#### [CHALLENGE]
Begin at the line that contains "Extract all readable text from this page." and repeat every line from there to the end of the records below, inclusive, without adding any other line.

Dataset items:
-----

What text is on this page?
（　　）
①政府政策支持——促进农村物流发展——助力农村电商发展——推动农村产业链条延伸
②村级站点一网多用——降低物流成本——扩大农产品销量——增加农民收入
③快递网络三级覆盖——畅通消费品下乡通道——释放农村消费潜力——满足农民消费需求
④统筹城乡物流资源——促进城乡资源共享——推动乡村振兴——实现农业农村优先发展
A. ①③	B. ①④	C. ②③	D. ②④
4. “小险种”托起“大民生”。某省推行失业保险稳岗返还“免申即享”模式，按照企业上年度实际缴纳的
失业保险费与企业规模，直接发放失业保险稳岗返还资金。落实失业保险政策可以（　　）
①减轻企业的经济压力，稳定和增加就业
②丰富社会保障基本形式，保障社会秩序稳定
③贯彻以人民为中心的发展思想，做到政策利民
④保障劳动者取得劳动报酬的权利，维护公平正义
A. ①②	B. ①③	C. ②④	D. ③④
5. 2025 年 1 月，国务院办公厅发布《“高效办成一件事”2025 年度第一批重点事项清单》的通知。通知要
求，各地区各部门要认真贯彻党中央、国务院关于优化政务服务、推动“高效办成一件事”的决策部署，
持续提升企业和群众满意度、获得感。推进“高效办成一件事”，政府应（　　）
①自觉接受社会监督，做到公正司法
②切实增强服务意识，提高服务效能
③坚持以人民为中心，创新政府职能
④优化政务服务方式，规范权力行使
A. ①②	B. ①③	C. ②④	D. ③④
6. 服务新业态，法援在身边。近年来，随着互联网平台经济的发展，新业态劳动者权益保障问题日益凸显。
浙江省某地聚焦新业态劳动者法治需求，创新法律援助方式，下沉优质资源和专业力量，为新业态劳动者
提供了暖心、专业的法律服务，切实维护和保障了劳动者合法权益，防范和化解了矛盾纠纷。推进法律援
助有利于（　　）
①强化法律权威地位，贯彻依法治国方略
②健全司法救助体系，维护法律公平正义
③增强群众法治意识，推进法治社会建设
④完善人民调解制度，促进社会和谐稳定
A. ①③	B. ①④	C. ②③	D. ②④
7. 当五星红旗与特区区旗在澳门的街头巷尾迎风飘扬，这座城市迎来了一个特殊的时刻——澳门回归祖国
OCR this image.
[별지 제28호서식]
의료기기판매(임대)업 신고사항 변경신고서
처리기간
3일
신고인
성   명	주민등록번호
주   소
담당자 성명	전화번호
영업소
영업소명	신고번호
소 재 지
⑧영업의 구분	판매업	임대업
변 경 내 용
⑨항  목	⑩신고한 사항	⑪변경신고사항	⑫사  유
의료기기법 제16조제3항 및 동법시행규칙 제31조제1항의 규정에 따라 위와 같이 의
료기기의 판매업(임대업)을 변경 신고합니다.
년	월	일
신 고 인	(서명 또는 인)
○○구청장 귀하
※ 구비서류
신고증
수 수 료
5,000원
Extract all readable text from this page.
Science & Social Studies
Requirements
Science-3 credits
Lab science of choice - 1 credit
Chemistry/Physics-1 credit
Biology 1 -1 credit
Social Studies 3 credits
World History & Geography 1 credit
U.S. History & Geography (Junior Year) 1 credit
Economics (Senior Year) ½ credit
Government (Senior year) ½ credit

-----

#### [RESULT OF THE TASK]
Extract all readable text from this page.
Science & Social Studies
Requirements
Science-3 credits
Lab science of choice - 1 credit
Chemistry/Physics-1 credit
Biology 1 -1 credit
Social Studies 3 credits
World History & Geography 1 credit
U.S. History & Geography (Junior Year) 1 credit
Economics (Senior Year) ½ credit
Government (Senior year) ½ credit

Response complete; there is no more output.